■ What the exercise asks:
Output exactly, and only, the stretch of lines beginning at the line with "What data populates" and ending at the last line of the listing below. Drop the pictures.

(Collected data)
(begin)

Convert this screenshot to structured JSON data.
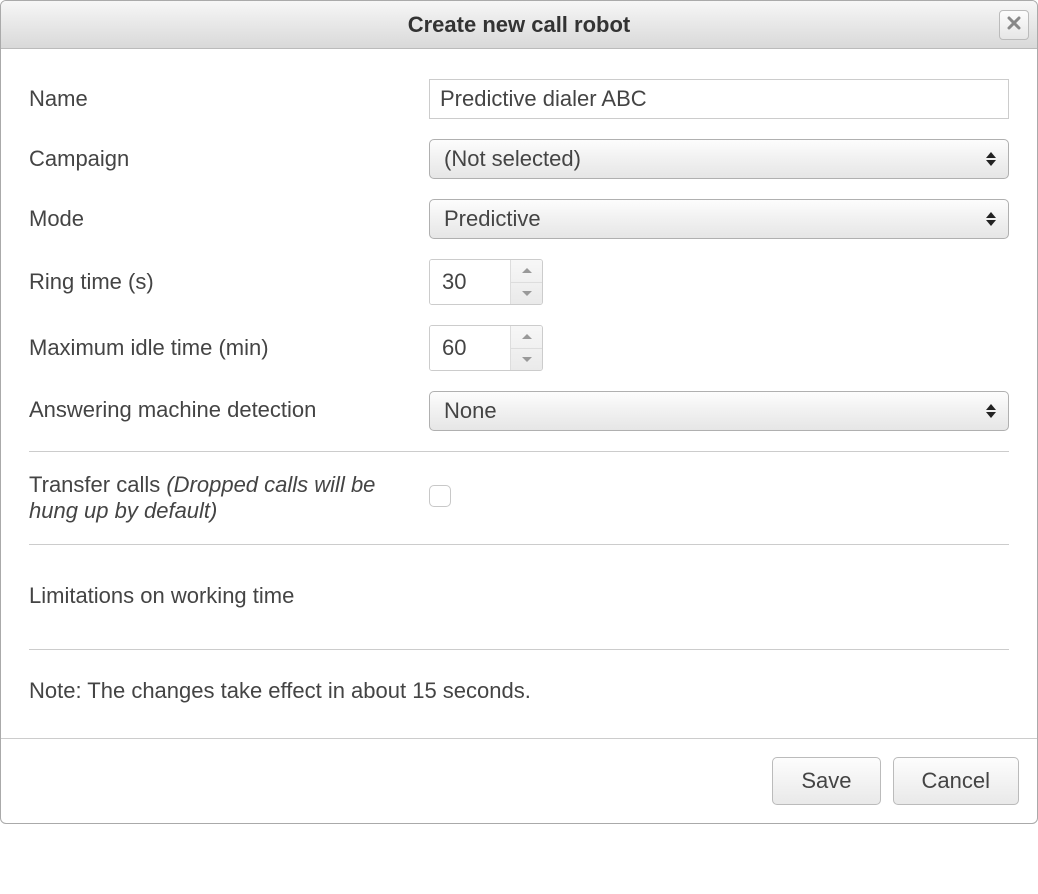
{
  "dialog": {
    "title": "Create new call robot"
  },
  "form": {
    "name_label": "Name",
    "name_value": "Predictive dialer ABC",
    "campaign_label": "Campaign",
    "campaign_value": "(Not selected)",
    "mode_label": "Mode",
    "mode_value": "Predictive",
    "ring_time_label": "Ring time (s)",
    "ring_time_value": "30",
    "idle_time_label": "Maximum idle time (min)",
    "idle_time_value": "60",
    "amd_label": "Answering machine detection",
    "amd_value": "None",
    "transfer_label": "Transfer calls ",
    "transfer_hint": "(Dropped calls will be hung up by default)",
    "limitations_heading": "Limitations on working time",
    "note": "Note: The changes take effect in about 15 seconds."
  },
  "buttons": {
    "save": "Save",
    "cancel": "Cancel"
  }
}
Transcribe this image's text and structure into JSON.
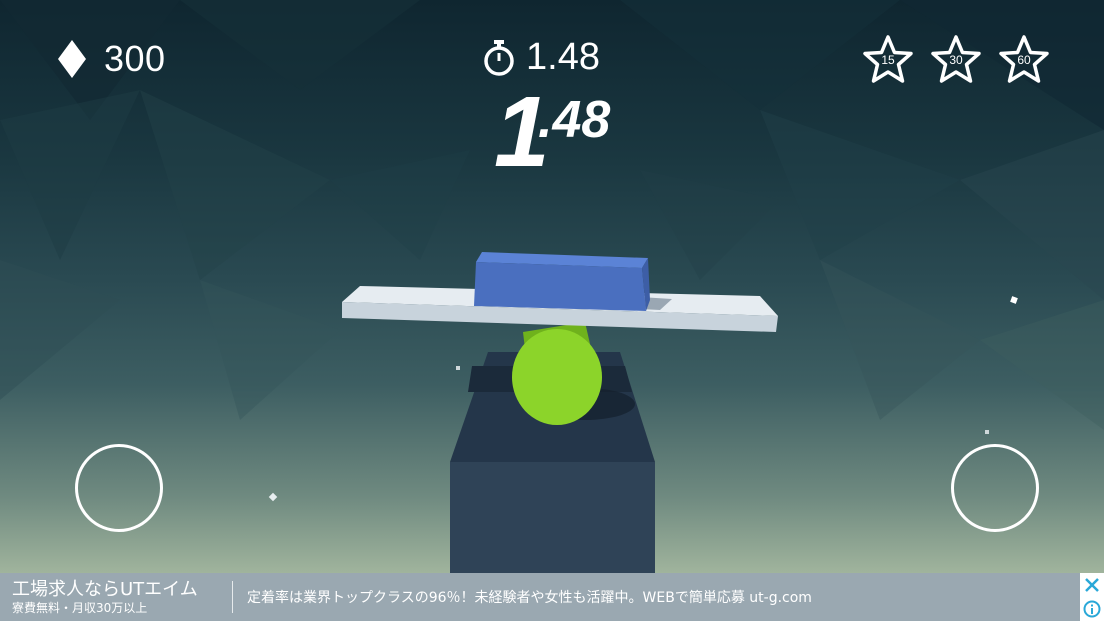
{
  "hud": {
    "gems": "300",
    "timer": "1.48",
    "big_time_int": "1",
    "big_time_frac": ".48",
    "stars": [
      {
        "label": "15"
      },
      {
        "label": "30"
      },
      {
        "label": "60"
      }
    ]
  },
  "icons": {
    "gem": "diamond-icon",
    "timer": "stopwatch-icon",
    "star": "star-outline-icon",
    "close": "close-icon",
    "info": "info-icon"
  },
  "colors": {
    "plank": "#dfe6ec",
    "block": "#4a6fbf",
    "roller": "#8cd42a",
    "pillar": "#2f4357",
    "ad_bar": "#9aa8b1",
    "ad_icon": "#2aa8d8"
  },
  "ad": {
    "title": "工場求人ならUTエイム",
    "subtitle": "寮費無料・月収30万以上",
    "description": "定着率は業界トップクラスの96％！未経験者や女性も活躍中。WEBで簡単応募 ut-g.com"
  }
}
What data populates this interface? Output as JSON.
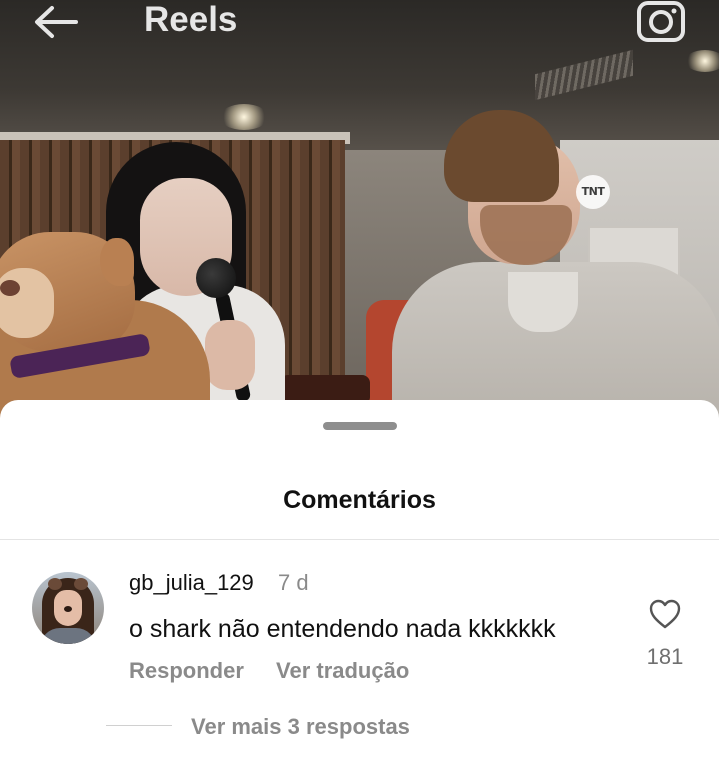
{
  "header": {
    "title": "Reels",
    "back_icon": "arrow-left-icon",
    "camera_icon": "camera-icon"
  },
  "video": {
    "watermark": "TNT"
  },
  "comments_sheet": {
    "title": "Comentários",
    "comments": [
      {
        "username": "gb_julia_129",
        "time": "7 d",
        "text": "o shark não entendendo nada kkkkkkk",
        "reply_label": "Responder",
        "translate_label": "Ver tradução",
        "like_icon": "heart-icon",
        "like_count": "181",
        "more_replies_label": "Ver mais 3 respostas"
      }
    ]
  },
  "colors": {
    "text_primary": "#111111",
    "text_secondary": "#8a8a8a",
    "sheet_background": "#ffffff",
    "handle": "#8e8e8e"
  }
}
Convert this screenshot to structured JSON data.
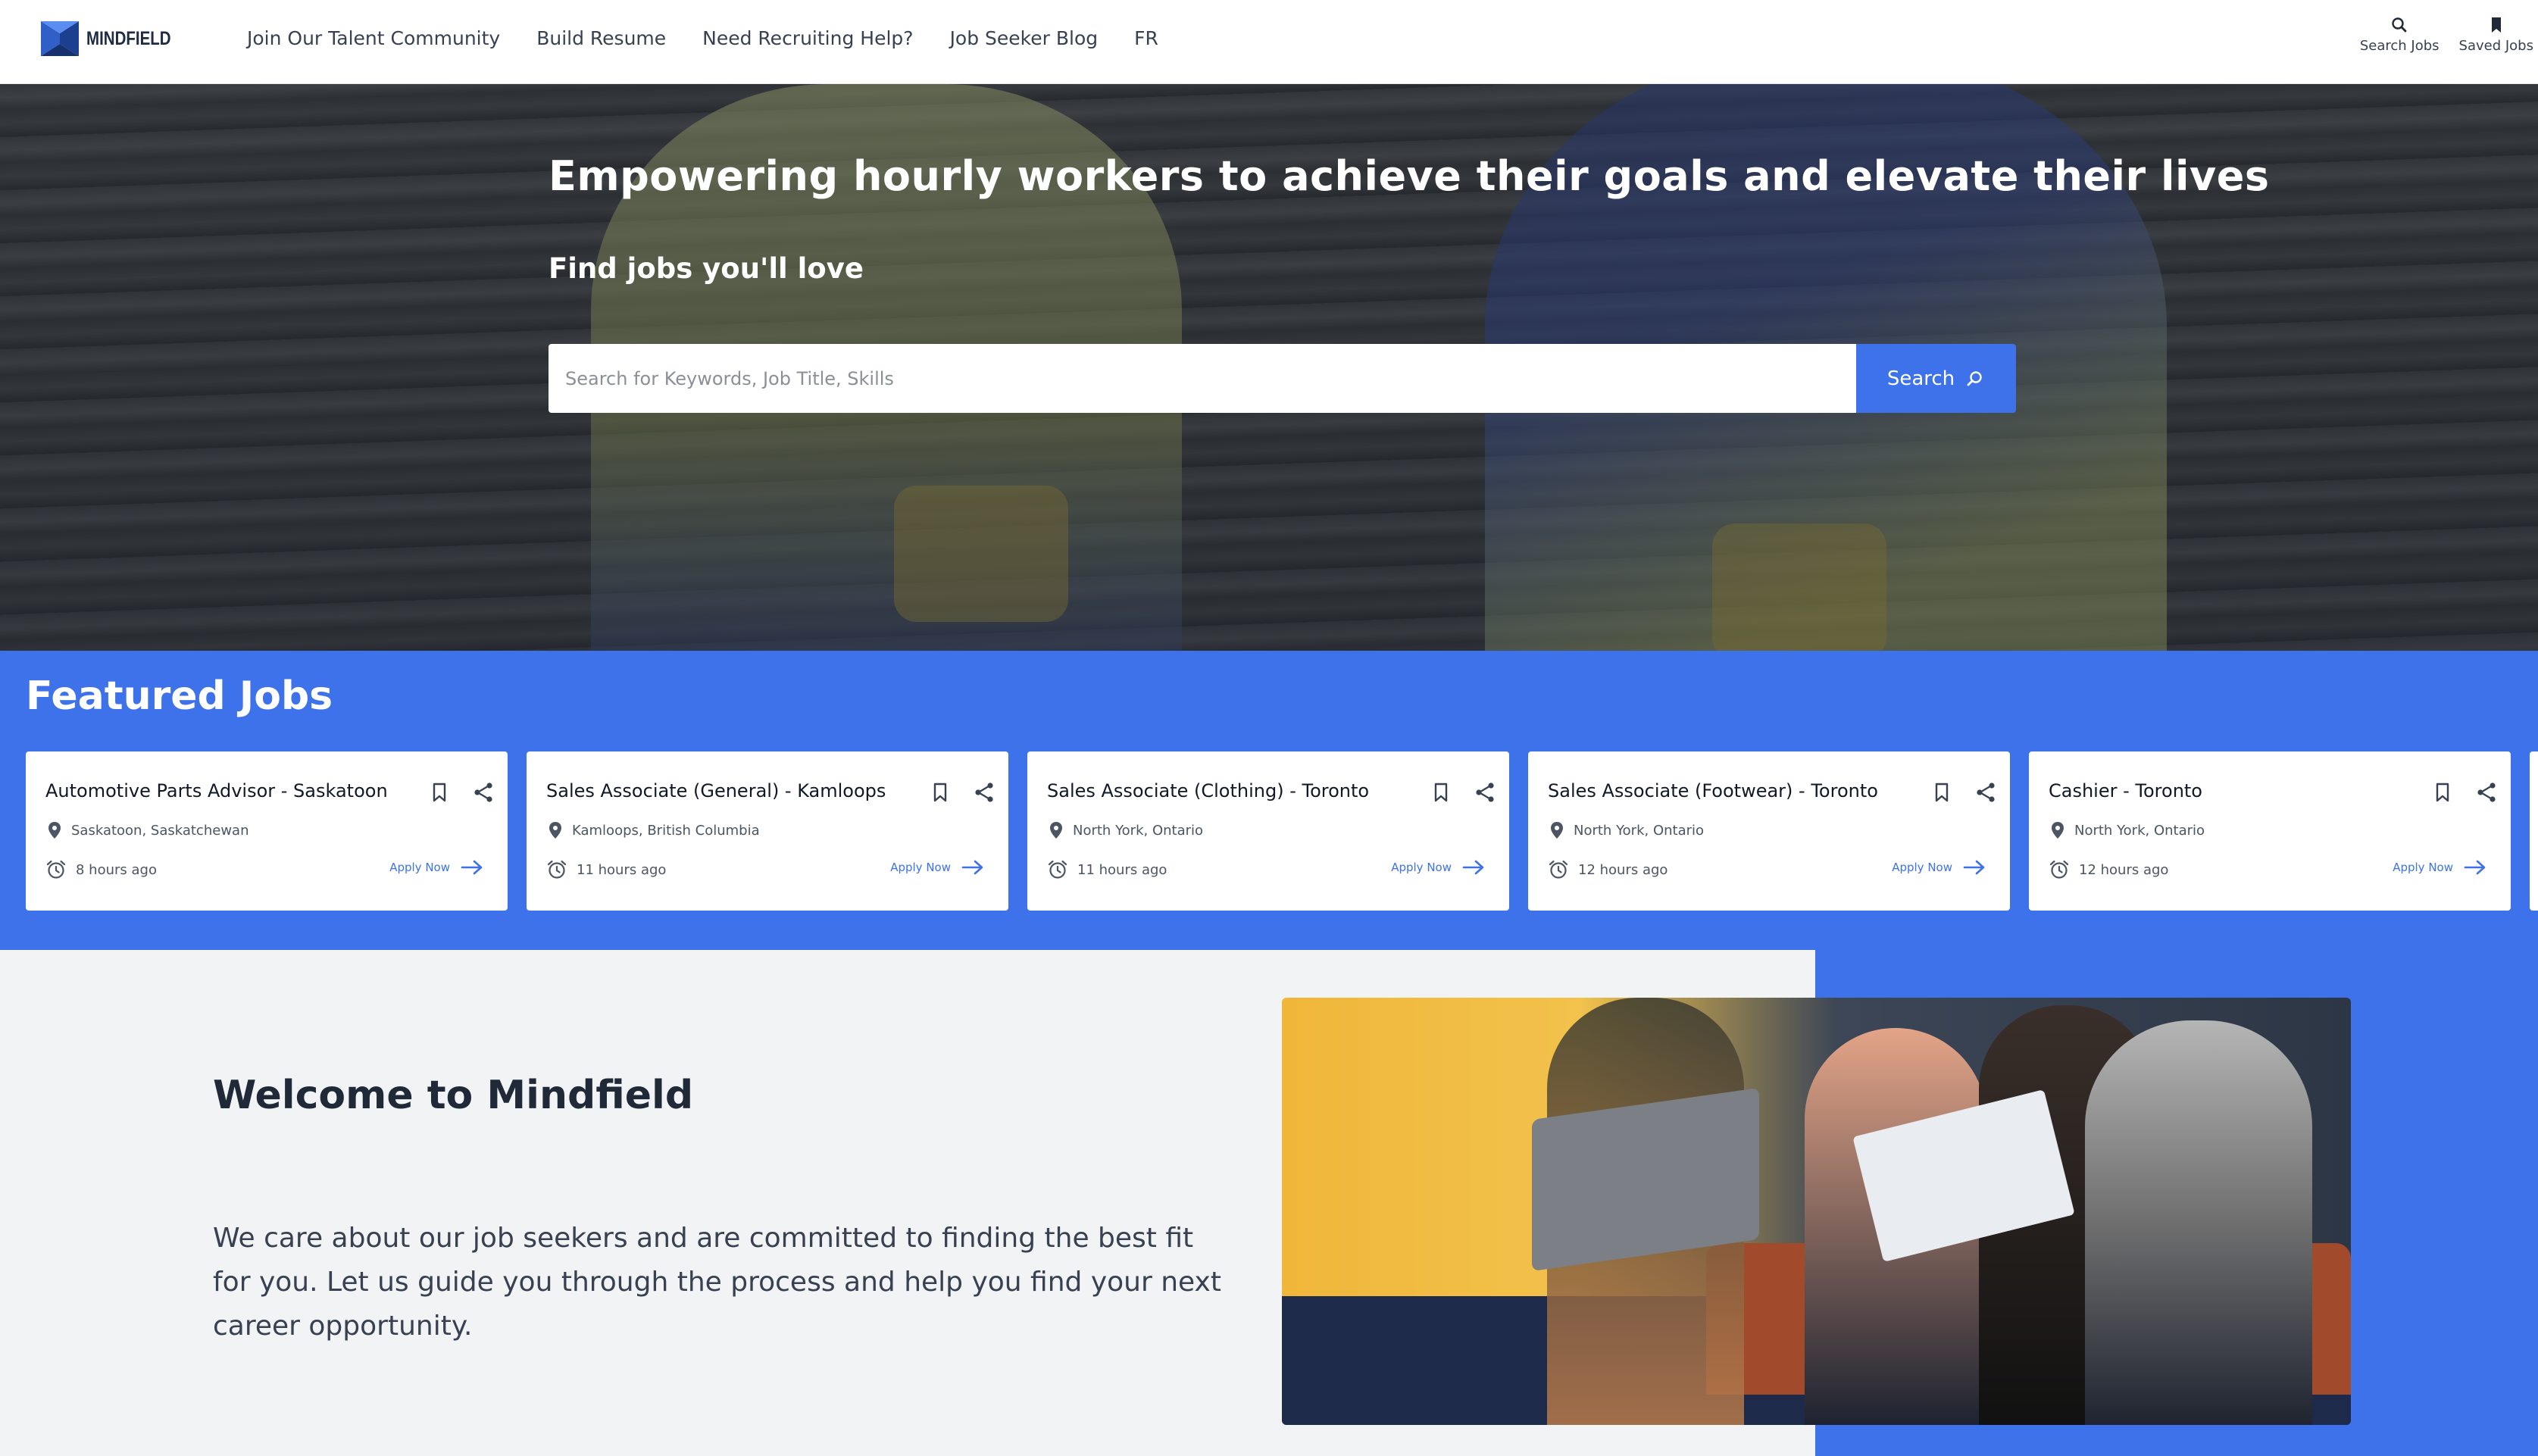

(end)

■ The completed task:
What data populates this interface? Output as JSON.
{
  "header": {
    "title": "Reels",
    "back_icon": "arrow-left-icon",
    "camera_icon": "camera-icon"
  },
  "video": {
    "watermark": "TNT"
  },
  "comments_sheet": {
    "title": "Comentários",
    "comments": [
      {
        "username": "gb_julia_129",
        "time": "7 d",
        "text": "o shark não entendendo nada kkkkkkk",
        "reply_label": "Responder",
        "translate_label": "Ver tradução",
        "like_icon": "heart-icon",
        "like_count": "181",
        "more_replies_label": "Ver mais 3 respostas"
      }
    ]
  },
  "colors": {
    "text_primary": "#111111",
    "text_secondary": "#8a8a8a",
    "sheet_background": "#ffffff",
    "handle": "#8e8e8e"
  }
}
Convert this screenshot to structured JSON data.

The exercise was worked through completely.